** BEGIN TASK INPUT **
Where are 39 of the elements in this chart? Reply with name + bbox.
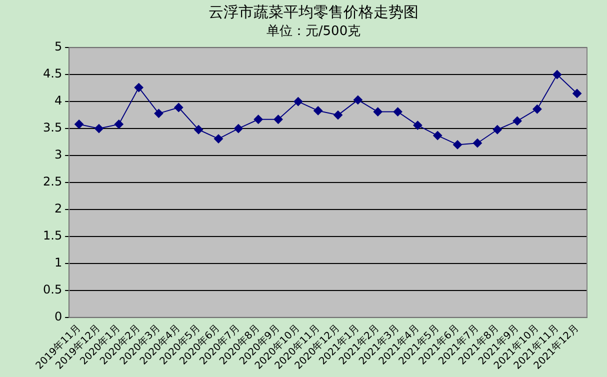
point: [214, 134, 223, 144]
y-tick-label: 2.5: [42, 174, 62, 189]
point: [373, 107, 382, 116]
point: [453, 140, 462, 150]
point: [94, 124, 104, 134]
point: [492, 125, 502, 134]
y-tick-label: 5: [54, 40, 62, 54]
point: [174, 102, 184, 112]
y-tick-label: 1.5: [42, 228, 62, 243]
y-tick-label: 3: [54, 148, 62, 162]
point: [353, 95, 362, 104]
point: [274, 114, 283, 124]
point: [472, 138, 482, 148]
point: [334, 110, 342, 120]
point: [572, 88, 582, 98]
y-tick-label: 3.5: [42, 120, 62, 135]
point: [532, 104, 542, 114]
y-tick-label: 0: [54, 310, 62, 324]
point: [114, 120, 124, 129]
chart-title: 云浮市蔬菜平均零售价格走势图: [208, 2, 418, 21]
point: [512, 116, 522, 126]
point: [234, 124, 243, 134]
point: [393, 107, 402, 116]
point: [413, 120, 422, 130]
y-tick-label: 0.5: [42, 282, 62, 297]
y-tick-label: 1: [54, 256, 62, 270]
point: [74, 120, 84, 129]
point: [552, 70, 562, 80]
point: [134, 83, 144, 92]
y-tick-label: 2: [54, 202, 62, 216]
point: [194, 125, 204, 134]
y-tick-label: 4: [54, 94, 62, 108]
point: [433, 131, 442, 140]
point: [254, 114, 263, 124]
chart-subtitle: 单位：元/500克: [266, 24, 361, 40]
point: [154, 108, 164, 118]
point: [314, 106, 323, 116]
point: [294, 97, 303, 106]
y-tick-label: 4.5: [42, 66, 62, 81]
** END TASK INPUT **
** BEGIN TASK INPUT **
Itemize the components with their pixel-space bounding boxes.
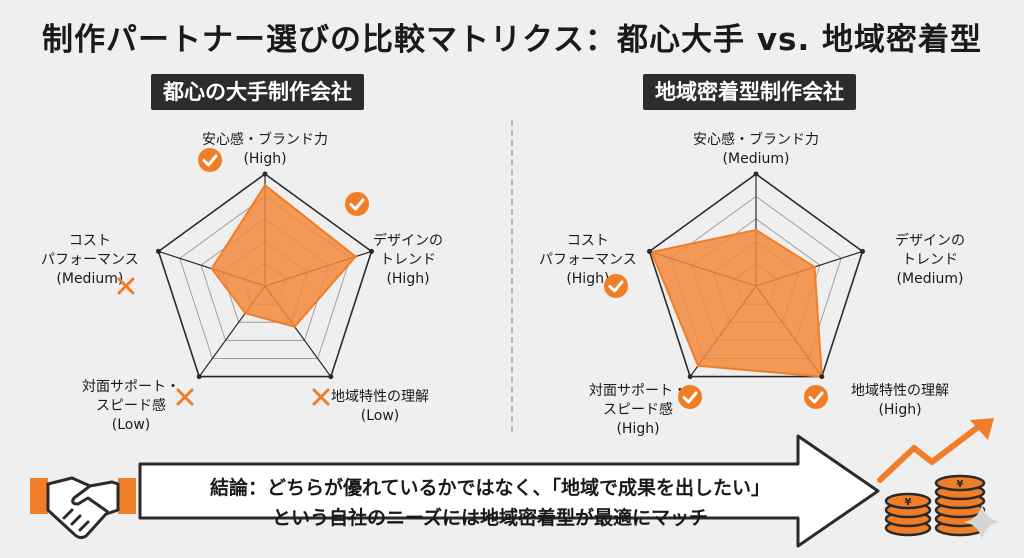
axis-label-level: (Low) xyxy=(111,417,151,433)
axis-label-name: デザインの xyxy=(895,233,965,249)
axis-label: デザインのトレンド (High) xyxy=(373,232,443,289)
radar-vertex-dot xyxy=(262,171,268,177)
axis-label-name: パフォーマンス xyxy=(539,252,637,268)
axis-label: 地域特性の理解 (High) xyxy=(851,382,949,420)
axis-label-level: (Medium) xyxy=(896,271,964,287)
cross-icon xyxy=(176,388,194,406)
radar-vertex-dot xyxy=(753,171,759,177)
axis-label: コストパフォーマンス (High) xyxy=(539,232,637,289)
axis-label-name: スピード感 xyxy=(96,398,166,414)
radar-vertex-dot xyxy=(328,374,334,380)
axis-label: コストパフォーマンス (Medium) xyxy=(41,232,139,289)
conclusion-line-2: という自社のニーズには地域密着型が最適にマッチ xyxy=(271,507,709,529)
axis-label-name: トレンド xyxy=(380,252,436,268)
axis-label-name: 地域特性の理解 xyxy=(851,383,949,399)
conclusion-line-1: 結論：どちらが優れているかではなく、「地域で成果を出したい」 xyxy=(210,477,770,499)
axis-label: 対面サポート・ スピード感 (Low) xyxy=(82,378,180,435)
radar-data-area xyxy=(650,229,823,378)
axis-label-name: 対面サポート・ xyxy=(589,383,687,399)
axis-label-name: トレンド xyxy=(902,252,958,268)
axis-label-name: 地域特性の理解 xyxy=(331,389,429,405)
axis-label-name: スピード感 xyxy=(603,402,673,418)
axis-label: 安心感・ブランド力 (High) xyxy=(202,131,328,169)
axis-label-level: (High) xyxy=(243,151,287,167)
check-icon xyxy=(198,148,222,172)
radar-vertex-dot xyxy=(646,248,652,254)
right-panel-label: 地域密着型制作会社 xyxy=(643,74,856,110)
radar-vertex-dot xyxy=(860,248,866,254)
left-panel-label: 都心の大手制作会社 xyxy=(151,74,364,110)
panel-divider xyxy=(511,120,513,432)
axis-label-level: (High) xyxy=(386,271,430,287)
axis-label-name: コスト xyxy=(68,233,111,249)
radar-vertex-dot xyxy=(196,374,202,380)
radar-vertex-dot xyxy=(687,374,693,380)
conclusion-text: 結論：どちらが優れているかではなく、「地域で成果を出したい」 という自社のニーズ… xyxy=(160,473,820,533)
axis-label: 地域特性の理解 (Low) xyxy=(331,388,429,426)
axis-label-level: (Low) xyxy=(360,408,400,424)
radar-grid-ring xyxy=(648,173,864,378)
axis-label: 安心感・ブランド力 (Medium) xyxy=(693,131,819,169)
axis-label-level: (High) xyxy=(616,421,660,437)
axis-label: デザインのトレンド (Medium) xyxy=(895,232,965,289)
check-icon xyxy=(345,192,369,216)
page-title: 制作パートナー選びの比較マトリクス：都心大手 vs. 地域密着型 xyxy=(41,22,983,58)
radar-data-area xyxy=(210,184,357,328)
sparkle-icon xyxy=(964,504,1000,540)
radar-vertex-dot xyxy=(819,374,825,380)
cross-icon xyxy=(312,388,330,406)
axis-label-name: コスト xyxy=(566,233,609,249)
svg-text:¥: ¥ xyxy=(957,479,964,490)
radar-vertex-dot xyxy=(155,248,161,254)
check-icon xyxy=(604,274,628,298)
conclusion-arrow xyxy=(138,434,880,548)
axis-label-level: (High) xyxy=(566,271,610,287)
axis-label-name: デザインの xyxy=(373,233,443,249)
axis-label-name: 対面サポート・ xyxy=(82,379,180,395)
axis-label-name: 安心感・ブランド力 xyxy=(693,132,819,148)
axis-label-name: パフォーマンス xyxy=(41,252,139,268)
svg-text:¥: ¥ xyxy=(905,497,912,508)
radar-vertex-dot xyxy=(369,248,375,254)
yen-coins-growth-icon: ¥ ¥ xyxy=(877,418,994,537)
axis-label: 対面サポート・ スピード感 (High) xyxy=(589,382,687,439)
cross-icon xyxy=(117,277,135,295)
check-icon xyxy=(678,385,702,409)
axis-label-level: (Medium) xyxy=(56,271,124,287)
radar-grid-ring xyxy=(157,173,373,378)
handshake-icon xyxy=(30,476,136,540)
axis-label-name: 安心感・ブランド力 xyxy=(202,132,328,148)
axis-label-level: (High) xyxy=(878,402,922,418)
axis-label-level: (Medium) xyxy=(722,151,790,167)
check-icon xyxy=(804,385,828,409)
** END TASK INPUT **
** BEGIN TASK INPUT **
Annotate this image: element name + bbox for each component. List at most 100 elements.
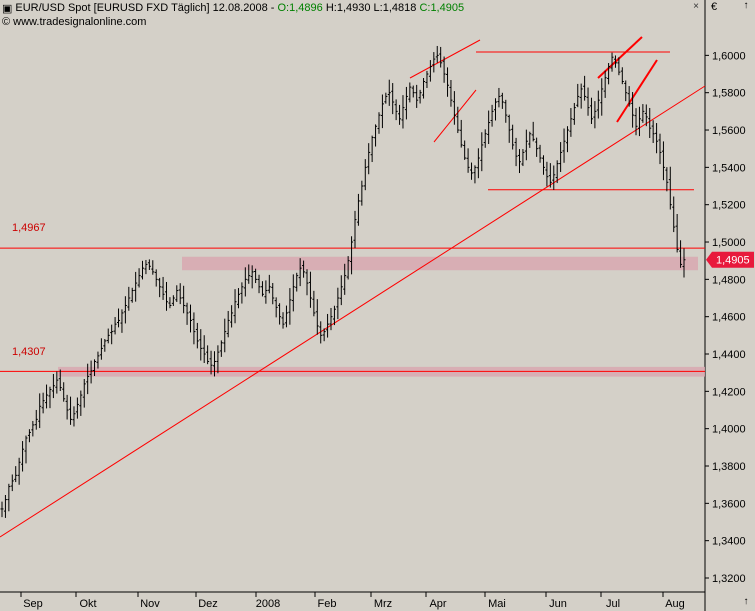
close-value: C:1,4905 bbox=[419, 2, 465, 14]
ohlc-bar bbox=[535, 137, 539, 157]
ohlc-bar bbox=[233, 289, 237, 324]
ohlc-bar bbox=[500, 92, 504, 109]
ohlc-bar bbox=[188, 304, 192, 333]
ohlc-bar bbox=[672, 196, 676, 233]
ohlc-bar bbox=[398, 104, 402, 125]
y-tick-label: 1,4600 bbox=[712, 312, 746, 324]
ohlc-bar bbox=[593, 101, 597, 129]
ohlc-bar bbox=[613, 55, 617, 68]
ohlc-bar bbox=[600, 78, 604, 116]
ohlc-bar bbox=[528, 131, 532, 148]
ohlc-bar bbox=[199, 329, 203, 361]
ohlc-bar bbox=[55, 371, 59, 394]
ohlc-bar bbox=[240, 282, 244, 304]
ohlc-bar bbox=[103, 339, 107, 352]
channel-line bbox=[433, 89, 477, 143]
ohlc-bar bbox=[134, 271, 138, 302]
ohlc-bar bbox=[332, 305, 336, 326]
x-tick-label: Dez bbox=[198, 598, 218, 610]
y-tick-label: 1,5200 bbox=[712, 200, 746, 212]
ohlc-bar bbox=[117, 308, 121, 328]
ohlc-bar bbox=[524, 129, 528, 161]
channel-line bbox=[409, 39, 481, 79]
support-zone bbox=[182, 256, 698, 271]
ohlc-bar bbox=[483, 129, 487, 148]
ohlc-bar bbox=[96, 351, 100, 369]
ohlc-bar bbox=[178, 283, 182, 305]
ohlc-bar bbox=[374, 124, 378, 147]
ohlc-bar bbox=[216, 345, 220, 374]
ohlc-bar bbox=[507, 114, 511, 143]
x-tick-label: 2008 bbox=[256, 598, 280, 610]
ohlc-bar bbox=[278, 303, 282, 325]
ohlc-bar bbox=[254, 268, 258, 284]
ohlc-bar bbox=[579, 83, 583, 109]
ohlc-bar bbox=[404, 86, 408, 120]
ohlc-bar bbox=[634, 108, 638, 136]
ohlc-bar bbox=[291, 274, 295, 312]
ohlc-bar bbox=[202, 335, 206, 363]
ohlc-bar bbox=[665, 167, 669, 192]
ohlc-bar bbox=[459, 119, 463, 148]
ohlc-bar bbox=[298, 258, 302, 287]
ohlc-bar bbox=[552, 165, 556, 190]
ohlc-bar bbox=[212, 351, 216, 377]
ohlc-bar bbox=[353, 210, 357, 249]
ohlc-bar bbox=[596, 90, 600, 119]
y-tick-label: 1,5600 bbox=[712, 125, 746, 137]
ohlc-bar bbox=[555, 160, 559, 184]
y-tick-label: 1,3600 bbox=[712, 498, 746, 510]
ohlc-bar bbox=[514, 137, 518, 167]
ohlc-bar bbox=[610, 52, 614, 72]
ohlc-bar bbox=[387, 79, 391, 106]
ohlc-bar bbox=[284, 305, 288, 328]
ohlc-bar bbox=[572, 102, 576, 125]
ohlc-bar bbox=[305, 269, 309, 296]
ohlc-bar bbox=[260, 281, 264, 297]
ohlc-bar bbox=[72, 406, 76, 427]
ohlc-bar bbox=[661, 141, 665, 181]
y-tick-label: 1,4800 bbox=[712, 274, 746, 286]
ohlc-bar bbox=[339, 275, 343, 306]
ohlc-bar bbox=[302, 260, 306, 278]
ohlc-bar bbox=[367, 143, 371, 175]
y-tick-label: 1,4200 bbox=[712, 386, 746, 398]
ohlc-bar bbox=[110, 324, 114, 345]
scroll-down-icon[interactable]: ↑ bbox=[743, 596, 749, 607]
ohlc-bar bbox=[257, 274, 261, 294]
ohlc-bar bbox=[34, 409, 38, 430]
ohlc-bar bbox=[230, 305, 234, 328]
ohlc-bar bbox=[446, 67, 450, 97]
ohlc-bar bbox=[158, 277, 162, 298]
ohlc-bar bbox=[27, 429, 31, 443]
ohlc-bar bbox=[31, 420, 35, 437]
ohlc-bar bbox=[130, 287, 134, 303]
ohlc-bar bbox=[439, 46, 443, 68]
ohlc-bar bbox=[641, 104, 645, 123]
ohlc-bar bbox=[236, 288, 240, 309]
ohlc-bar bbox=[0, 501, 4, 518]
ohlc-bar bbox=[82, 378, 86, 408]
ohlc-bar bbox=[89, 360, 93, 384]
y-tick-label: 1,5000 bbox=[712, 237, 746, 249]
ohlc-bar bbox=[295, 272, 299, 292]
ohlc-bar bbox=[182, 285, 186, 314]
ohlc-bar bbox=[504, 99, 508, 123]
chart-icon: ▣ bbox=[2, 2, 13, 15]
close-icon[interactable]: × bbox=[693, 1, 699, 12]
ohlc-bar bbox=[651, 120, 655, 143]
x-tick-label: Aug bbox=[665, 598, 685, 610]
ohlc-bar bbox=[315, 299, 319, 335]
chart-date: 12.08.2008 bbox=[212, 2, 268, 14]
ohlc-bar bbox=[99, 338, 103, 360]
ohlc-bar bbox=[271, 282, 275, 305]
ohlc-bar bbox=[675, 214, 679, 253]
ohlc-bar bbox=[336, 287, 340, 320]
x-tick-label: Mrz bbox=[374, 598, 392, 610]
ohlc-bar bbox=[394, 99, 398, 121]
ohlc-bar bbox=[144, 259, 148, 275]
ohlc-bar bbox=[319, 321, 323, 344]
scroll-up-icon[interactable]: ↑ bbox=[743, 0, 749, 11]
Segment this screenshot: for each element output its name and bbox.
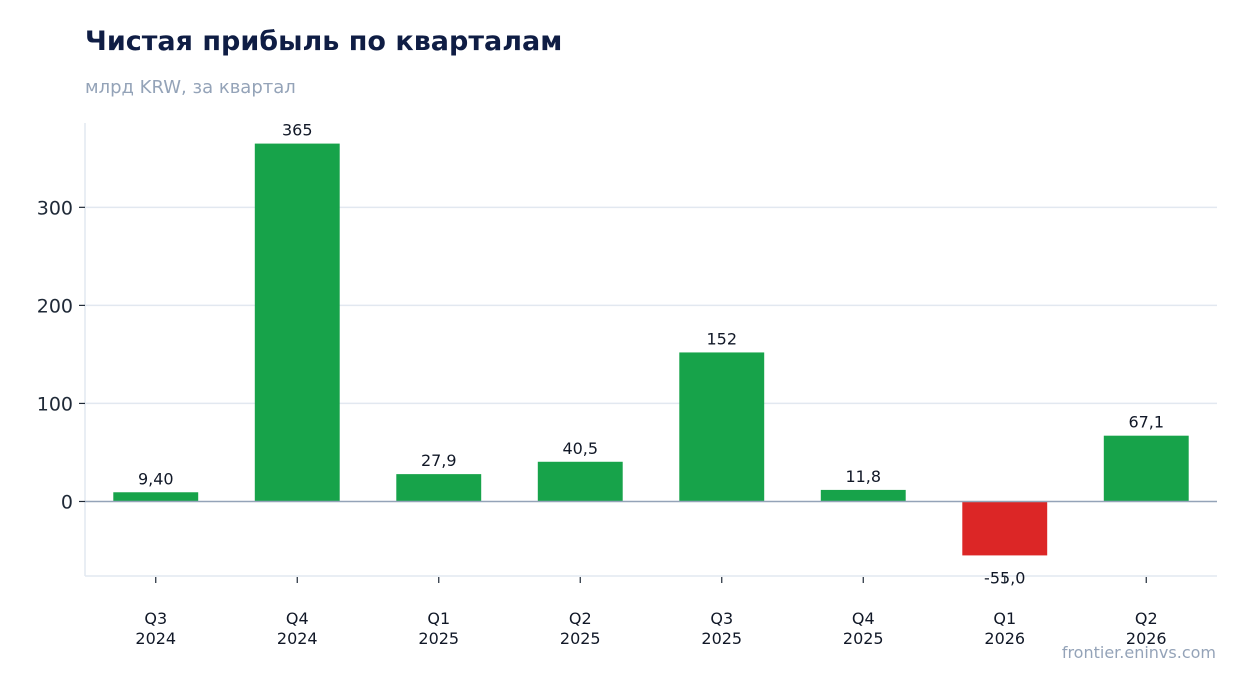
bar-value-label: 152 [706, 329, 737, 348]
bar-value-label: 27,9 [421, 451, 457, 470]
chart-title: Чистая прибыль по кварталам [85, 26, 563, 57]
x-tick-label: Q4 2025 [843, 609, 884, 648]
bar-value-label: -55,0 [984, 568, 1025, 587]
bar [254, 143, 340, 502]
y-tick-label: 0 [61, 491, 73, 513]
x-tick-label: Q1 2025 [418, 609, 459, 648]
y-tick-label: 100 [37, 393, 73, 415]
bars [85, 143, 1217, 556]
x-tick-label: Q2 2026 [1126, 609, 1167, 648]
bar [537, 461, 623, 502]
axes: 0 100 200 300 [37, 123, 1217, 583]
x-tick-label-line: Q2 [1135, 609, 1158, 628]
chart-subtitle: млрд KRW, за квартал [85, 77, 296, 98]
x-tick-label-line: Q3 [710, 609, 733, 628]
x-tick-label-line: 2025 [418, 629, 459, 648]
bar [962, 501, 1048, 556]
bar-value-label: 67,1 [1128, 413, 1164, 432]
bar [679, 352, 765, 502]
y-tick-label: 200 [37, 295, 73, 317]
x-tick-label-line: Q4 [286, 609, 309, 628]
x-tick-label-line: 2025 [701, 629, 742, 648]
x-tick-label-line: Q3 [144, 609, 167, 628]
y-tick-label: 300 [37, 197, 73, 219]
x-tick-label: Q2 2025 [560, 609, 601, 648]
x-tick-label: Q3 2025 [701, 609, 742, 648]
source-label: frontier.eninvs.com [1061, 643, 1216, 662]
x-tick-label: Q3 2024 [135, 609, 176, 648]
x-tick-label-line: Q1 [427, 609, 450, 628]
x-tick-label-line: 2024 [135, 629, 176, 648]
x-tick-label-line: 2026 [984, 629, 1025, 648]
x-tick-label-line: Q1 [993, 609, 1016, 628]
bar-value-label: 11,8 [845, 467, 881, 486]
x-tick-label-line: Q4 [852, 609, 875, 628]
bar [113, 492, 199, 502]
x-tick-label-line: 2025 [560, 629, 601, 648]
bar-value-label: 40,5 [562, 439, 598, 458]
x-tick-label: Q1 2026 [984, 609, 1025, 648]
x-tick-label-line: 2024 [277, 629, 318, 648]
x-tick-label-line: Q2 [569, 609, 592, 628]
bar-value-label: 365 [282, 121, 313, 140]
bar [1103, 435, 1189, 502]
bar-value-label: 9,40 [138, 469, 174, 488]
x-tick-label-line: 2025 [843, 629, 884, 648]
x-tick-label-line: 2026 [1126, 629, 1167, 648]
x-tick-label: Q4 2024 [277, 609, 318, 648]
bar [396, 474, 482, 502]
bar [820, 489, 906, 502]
** END TASK INPUT **
DIRECTIVE :: List as numbered items the material lines starting with the line containing "Where are 39" and going on through the line containing "y-tick-label: 4.5: [42, 66, 62, 81]", with blank lines omitted and the pictures left out.

SOLVED PROBLEM ::
1. Where are 39 of the elements in this chart? Reply with name + bbox.
2. point: [214, 134, 223, 144]
3. y-tick-label: 2.5: [42, 174, 62, 189]
4. point: [373, 107, 382, 116]
5. point: [453, 140, 462, 150]
6. point: [94, 124, 104, 134]
7. point: [492, 125, 502, 134]
8. y-tick-label: 5: [54, 40, 62, 54]
9. point: [174, 102, 184, 112]
10. y-tick-label: 1.5: [42, 228, 62, 243]
11. y-tick-label: 3: [54, 148, 62, 162]
12. point: [353, 95, 362, 104]
13. point: [274, 114, 283, 124]
14. point: [472, 138, 482, 148]
15. point: [334, 110, 342, 120]
16. point: [572, 88, 582, 98]
17. y-tick-label: 3.5: [42, 120, 62, 135]
18. point: [532, 104, 542, 114]
19. y-tick-label: 0: [54, 310, 62, 324]
20. point: [114, 120, 124, 129]
21. chart-title: 云浮市蔬菜平均零售价格走势图: [208, 2, 418, 21]
22. point: [512, 116, 522, 126]
23. point: [234, 124, 243, 134]
24. point: [393, 107, 402, 116]
25. point: [413, 120, 422, 130]
26. y-tick-label: 0.5: [42, 282, 62, 297]
27. y-tick-label: 1: [54, 256, 62, 270]
28. point: [74, 120, 84, 129]
29. point: [552, 70, 562, 80]
30. point: [134, 83, 144, 92]
31. y-tick-label: 2: [54, 202, 62, 216]
32. point: [194, 125, 204, 134]
33. y-tick-label: 4: [54, 94, 62, 108]
34. point: [433, 131, 442, 140]
35. point: [254, 114, 263, 124]
36. chart-subtitle: 单位：元/500克: [266, 24, 361, 40]
37. point: [154, 108, 164, 118]
38. point: [314, 106, 323, 116]
39. point: [294, 97, 303, 106]
40. y-tick-label: 4.5: [42, 66, 62, 81]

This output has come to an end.